*Records supplied*.
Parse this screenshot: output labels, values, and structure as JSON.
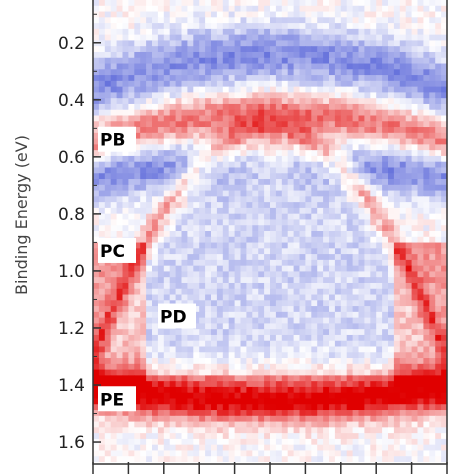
{
  "chart_data": {
    "type": "heatmap",
    "title": "",
    "ylabel": "Binding Energy (eV)",
    "xlabel": "",
    "y_axis": {
      "reversed": true,
      "range": [
        0.05,
        1.67
      ],
      "ticks": [
        0.2,
        0.4,
        0.6,
        0.8,
        1.0,
        1.2,
        1.4,
        1.6
      ],
      "tick_labels": [
        "0.2",
        "0.4",
        "0.6",
        "0.8",
        "1.0",
        "1.2",
        "1.4",
        "1.6"
      ]
    },
    "colormap": {
      "negative": "#2233cc",
      "zero": "#ffffff",
      "positive": "#e00000"
    },
    "annotations": [
      {
        "label": "PB",
        "binding_energy": 0.54
      },
      {
        "label": "PC",
        "binding_energy": 0.93
      },
      {
        "label": "PD",
        "binding_energy": 1.16
      },
      {
        "label": "PE",
        "binding_energy": 1.45
      }
    ]
  }
}
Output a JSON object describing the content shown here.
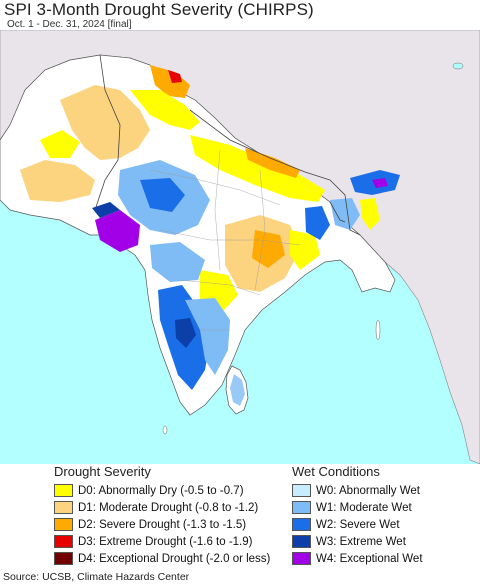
{
  "title": "SPI 3-Month Drought Severity (CHIRPS)",
  "subtitle": "Oct. 1 - Dec. 31, 2024 [final]",
  "source": "Source: UCSB, Climate Hazards Center",
  "colors": {
    "land": "#ffffff",
    "outside_land": "#e8e4ea",
    "water": "#b3ffff",
    "border": "#555555"
  },
  "legend": {
    "drought": {
      "heading": "Drought Severity",
      "items": [
        {
          "label": "D0: Abnormally Dry (-0.5 to -0.7)",
          "color": "#ffff00"
        },
        {
          "label": "D1: Moderate Drought (-0.8 to -1.2)",
          "color": "#fcd37f"
        },
        {
          "label": "D2: Severe Drought (-1.3 to -1.5)",
          "color": "#ffaa00"
        },
        {
          "label": "D3: Extreme Drought (-1.6 to -1.9)",
          "color": "#e60000"
        },
        {
          "label": "D4: Exceptional Drought (-2.0 or less)",
          "color": "#730000"
        }
      ]
    },
    "wet": {
      "heading": "Wet Conditions",
      "items": [
        {
          "label": "W0: Abnormally Wet",
          "color": "#c7ecff"
        },
        {
          "label": "W1: Moderate Wet",
          "color": "#7fbcf5"
        },
        {
          "label": "W2: Severe Wet",
          "color": "#1a6ee8"
        },
        {
          "label": "W3: Extreme Wet",
          "color": "#0c3fa8"
        },
        {
          "label": "W4: Exceptional Wet",
          "color": "#a200e6"
        }
      ]
    }
  }
}
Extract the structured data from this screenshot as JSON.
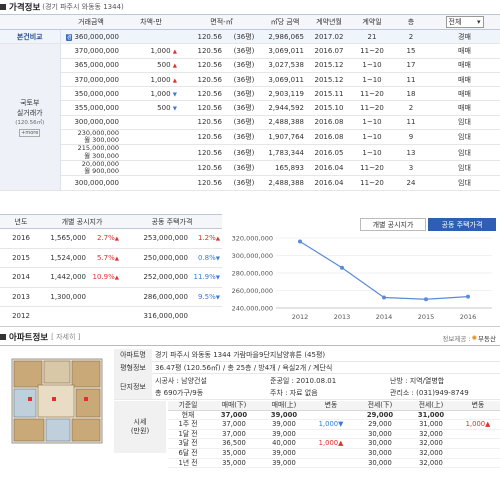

*Aim of the exercise*. Repeat the preceding records precisely, and leave every picture out of the copy.

*Full solution*.
Parse this screenshot: output labels, values, and structure as JSON.
{
  "chart_data": {
    "type": "heatmap",
    "title": "",
    "ylabel": "Binding Energy (eV)",
    "xlabel": "",
    "y_axis": {
      "reversed": true,
      "range": [
        0.05,
        1.67
      ],
      "ticks": [
        0.2,
        0.4,
        0.6,
        0.8,
        1.0,
        1.2,
        1.4,
        1.6
      ],
      "tick_labels": [
        "0.2",
        "0.4",
        "0.6",
        "0.8",
        "1.0",
        "1.2",
        "1.4",
        "1.6"
      ]
    },
    "colormap": {
      "negative": "#2233cc",
      "zero": "#ffffff",
      "positive": "#e00000"
    },
    "annotations": [
      {
        "label": "PB",
        "binding_energy": 0.54
      },
      {
        "label": "PC",
        "binding_energy": 0.93
      },
      {
        "label": "PD",
        "binding_energy": 1.16
      },
      {
        "label": "PE",
        "binding_energy": 1.45
      }
    ]
  }
}
Output a JSON object describing the content shown here.
{
  "title": "SPI 3-Month Drought Severity (CHIRPS)",
  "subtitle": "Oct. 1 - Dec. 31, 2024 [final]",
  "source": "Source: UCSB, Climate Hazards Center",
  "colors": {
    "land": "#ffffff",
    "outside_land": "#e8e4ea",
    "water": "#b3ffff",
    "border": "#555555"
  },
  "legend": {
    "drought": {
      "heading": "Drought Severity",
      "items": [
        {
          "label": "D0: Abnormally Dry (-0.5 to -0.7)",
          "color": "#ffff00"
        },
        {
          "label": "D1: Moderate Drought (-0.8 to -1.2)",
          "color": "#fcd37f"
        },
        {
          "label": "D2: Severe Drought (-1.3 to -1.5)",
          "color": "#ffaa00"
        },
        {
          "label": "D3: Extreme Drought (-1.6 to -1.9)",
          "color": "#e60000"
        },
        {
          "label": "D4: Exceptional Drought (-2.0 or less)",
          "color": "#730000"
        }
      ]
    },
    "wet": {
      "heading": "Wet Conditions",
      "items": [
        {
          "label": "W0: Abnormally Wet",
          "color": "#c7ecff"
        },
        {
          "label": "W1: Moderate Wet",
          "color": "#7fbcf5"
        },
        {
          "label": "W2: Severe Wet",
          "color": "#1a6ee8"
        },
        {
          "label": "W3: Extreme Wet",
          "color": "#0c3fa8"
        },
        {
          "label": "W4: Exceptional Wet",
          "color": "#a200e6"
        }
      ]
    }
  }
}
Extract the structured data from this screenshot as JSON.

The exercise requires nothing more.